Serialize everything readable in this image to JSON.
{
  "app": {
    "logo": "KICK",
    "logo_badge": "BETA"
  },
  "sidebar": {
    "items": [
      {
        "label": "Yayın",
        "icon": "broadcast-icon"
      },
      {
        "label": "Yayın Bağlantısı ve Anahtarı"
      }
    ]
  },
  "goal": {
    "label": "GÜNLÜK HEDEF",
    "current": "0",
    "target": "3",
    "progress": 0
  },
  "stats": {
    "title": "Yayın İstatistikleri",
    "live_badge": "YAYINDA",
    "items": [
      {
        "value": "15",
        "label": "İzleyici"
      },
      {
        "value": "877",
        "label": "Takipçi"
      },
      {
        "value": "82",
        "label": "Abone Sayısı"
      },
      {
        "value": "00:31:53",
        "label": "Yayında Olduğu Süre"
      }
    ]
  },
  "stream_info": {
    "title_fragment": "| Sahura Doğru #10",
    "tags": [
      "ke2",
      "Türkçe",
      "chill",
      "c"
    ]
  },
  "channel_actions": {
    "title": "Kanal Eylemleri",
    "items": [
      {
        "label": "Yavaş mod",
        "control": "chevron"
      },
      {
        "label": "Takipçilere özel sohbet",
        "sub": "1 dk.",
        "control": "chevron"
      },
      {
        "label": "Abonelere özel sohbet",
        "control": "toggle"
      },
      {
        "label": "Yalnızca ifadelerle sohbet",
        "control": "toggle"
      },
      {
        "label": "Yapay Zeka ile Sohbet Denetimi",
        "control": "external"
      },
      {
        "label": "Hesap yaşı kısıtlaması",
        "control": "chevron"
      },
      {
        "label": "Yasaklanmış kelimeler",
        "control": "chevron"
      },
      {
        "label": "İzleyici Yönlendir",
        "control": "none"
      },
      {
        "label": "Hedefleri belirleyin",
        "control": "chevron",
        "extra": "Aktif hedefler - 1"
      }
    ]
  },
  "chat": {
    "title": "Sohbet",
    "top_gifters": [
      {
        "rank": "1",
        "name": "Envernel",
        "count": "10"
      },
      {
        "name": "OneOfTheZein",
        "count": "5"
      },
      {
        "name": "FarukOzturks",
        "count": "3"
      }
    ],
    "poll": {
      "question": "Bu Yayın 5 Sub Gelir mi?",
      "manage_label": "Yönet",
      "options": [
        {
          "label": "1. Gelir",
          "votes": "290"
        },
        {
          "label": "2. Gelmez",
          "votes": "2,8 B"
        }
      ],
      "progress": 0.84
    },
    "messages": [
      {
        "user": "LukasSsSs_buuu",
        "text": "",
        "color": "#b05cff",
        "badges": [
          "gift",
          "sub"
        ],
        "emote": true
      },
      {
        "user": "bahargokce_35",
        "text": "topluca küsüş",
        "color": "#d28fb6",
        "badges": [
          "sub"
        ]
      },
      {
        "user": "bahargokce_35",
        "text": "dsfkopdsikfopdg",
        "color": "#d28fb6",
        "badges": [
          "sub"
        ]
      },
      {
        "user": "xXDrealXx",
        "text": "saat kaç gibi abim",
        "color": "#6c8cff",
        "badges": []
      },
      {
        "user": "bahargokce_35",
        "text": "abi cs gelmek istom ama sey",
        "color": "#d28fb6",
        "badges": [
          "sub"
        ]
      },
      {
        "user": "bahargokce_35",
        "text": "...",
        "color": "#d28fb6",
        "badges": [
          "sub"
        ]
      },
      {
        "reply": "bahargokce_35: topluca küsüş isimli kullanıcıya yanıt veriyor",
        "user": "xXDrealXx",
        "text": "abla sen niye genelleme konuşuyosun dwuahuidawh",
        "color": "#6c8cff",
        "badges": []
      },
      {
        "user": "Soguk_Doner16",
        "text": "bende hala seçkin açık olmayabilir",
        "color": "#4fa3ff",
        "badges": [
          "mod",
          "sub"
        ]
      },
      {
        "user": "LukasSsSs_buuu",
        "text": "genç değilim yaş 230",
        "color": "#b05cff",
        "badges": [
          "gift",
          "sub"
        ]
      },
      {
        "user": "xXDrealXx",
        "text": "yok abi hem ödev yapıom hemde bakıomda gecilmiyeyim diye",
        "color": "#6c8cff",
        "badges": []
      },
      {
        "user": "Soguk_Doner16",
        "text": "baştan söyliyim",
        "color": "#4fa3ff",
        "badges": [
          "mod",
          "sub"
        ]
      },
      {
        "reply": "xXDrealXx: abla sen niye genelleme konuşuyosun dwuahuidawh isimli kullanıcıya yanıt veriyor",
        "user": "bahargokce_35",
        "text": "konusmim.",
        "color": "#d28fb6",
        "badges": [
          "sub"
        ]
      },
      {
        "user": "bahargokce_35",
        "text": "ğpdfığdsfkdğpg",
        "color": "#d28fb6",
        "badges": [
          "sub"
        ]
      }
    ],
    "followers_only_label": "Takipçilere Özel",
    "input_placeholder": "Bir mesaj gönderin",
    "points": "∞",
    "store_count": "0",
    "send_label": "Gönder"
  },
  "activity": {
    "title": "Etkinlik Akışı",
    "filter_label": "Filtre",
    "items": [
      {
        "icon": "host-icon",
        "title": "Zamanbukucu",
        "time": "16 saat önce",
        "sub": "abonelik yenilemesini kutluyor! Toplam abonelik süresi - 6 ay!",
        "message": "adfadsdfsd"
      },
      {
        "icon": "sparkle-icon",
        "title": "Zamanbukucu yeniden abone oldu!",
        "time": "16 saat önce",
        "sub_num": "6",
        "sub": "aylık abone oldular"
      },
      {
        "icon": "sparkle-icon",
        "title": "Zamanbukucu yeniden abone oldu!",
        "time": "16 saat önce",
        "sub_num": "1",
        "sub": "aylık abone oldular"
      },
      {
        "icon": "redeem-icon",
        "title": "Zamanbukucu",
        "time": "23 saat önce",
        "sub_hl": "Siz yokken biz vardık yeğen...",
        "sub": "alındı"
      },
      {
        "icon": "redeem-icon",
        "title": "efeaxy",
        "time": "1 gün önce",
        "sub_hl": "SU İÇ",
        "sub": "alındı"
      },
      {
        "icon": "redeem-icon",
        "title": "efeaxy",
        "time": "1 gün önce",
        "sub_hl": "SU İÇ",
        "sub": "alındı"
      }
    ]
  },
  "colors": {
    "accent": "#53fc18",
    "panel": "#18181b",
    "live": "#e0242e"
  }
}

--

The request: Take the entries above and copy them out exactly.

Exercise solution:
Serialize everything readable in this image to JSON.
{
  "app": {
    "logo": "KICK",
    "logo_badge": "BETA"
  },
  "sidebar": {
    "items": [
      {
        "label": "Yayın",
        "icon": "broadcast-icon"
      },
      {
        "label": "Yayın Bağlantısı ve Anahtarı"
      }
    ]
  },
  "goal": {
    "label": "GÜNLÜK HEDEF",
    "current": "0",
    "target": "3",
    "progress": 0
  },
  "stats": {
    "title": "Yayın İstatistikleri",
    "live_badge": "YAYINDA",
    "items": [
      {
        "value": "15",
        "label": "İzleyici"
      },
      {
        "value": "877",
        "label": "Takipçi"
      },
      {
        "value": "82",
        "label": "Abone Sayısı"
      },
      {
        "value": "00:31:53",
        "label": "Yayında Olduğu Süre"
      }
    ]
  },
  "stream_info": {
    "title_fragment": "| Sahura Doğru #10",
    "tags": [
      "ke2",
      "Türkçe",
      "chill",
      "c"
    ]
  },
  "channel_actions": {
    "title": "Kanal Eylemleri",
    "items": [
      {
        "label": "Yavaş mod",
        "control": "chevron"
      },
      {
        "label": "Takipçilere özel sohbet",
        "sub": "1 dk.",
        "control": "chevron"
      },
      {
        "label": "Abonelere özel sohbet",
        "control": "toggle"
      },
      {
        "label": "Yalnızca ifadelerle sohbet",
        "control": "toggle"
      },
      {
        "label": "Yapay Zeka ile Sohbet Denetimi",
        "control": "external"
      },
      {
        "label": "Hesap yaşı kısıtlaması",
        "control": "chevron"
      },
      {
        "label": "Yasaklanmış kelimeler",
        "control": "chevron"
      },
      {
        "label": "İzleyici Yönlendir",
        "control": "none"
      },
      {
        "label": "Hedefleri belirleyin",
        "control": "chevron",
        "extra": "Aktif hedefler - 1"
      }
    ]
  },
  "chat": {
    "title": "Sohbet",
    "top_gifters": [
      {
        "rank": "1",
        "name": "Envernel",
        "count": "10"
      },
      {
        "name": "OneOfTheZein",
        "count": "5"
      },
      {
        "name": "FarukOzturks",
        "count": "3"
      }
    ],
    "poll": {
      "question": "Bu Yayın 5 Sub Gelir mi?",
      "manage_label": "Yönet",
      "options": [
        {
          "label": "1. Gelir",
          "votes": "290"
        },
        {
          "label": "2. Gelmez",
          "votes": "2,8 B"
        }
      ],
      "progress": 0.84
    },
    "messages": [
      {
        "user": "LukasSsSs_buuu",
        "text": "",
        "color": "#b05cff",
        "badges": [
          "gift",
          "sub"
        ],
        "emote": true
      },
      {
        "user": "bahargokce_35",
        "text": "topluca küsüş",
        "color": "#d28fb6",
        "badges": [
          "sub"
        ]
      },
      {
        "user": "bahargokce_35",
        "text": "dsfkopdsikfopdg",
        "color": "#d28fb6",
        "badges": [
          "sub"
        ]
      },
      {
        "user": "xXDrealXx",
        "text": "saat kaç gibi abim",
        "color": "#6c8cff",
        "badges": []
      },
      {
        "user": "bahargokce_35",
        "text": "abi cs gelmek istom ama sey",
        "color": "#d28fb6",
        "badges": [
          "sub"
        ]
      },
      {
        "user": "bahargokce_35",
        "text": "...",
        "color": "#d28fb6",
        "badges": [
          "sub"
        ]
      },
      {
        "reply": "bahargokce_35: topluca küsüş isimli kullanıcıya yanıt veriyor",
        "user": "xXDrealXx",
        "text": "abla sen niye genelleme konuşuyosun dwuahuidawh",
        "color": "#6c8cff",
        "badges": []
      },
      {
        "user": "Soguk_Doner16",
        "text": "bende hala seçkin açık olmayabilir",
        "color": "#4fa3ff",
        "badges": [
          "mod",
          "sub"
        ]
      },
      {
        "user": "LukasSsSs_buuu",
        "text": "genç değilim yaş 230",
        "color": "#b05cff",
        "badges": [
          "gift",
          "sub"
        ]
      },
      {
        "user": "xXDrealXx",
        "text": "yok abi hem ödev yapıom hemde bakıomda gecilmiyeyim diye",
        "color": "#6c8cff",
        "badges": []
      },
      {
        "user": "Soguk_Doner16",
        "text": "baştan söyliyim",
        "color": "#4fa3ff",
        "badges": [
          "mod",
          "sub"
        ]
      },
      {
        "reply": "xXDrealXx: abla sen niye genelleme konuşuyosun dwuahuidawh isimli kullanıcıya yanıt veriyor",
        "user": "bahargokce_35",
        "text": "konusmim.",
        "color": "#d28fb6",
        "badges": [
          "sub"
        ]
      },
      {
        "user": "bahargokce_35",
        "text": "ğpdfığdsfkdğpg",
        "color": "#d28fb6",
        "badges": [
          "sub"
        ]
      }
    ],
    "followers_only_label": "Takipçilere Özel",
    "input_placeholder": "Bir mesaj gönderin",
    "points": "∞",
    "store_count": "0",
    "send_label": "Gönder"
  },
  "activity": {
    "title": "Etkinlik Akışı",
    "filter_label": "Filtre",
    "items": [
      {
        "icon": "host-icon",
        "title": "Zamanbukucu",
        "time": "16 saat önce",
        "sub": "abonelik yenilemesini kutluyor! Toplam abonelik süresi - 6 ay!",
        "message": "adfadsdfsd"
      },
      {
        "icon": "sparkle-icon",
        "title": "Zamanbukucu yeniden abone oldu!",
        "time": "16 saat önce",
        "sub_num": "6",
        "sub": "aylık abone oldular"
      },
      {
        "icon": "sparkle-icon",
        "title": "Zamanbukucu yeniden abone oldu!",
        "time": "16 saat önce",
        "sub_num": "1",
        "sub": "aylık abone oldular"
      },
      {
        "icon": "redeem-icon",
        "title": "Zamanbukucu",
        "time": "23 saat önce",
        "sub_hl": "Siz yokken biz vardık yeğen...",
        "sub": "alındı"
      },
      {
        "icon": "redeem-icon",
        "title": "efeaxy",
        "time": "1 gün önce",
        "sub_hl": "SU İÇ",
        "sub": "alındı"
      },
      {
        "icon": "redeem-icon",
        "title": "efeaxy",
        "time": "1 gün önce",
        "sub_hl": "SU İÇ",
        "sub": "alındı"
      }
    ]
  },
  "colors": {
    "accent": "#53fc18",
    "panel": "#18181b",
    "live": "#e0242e"
  }
}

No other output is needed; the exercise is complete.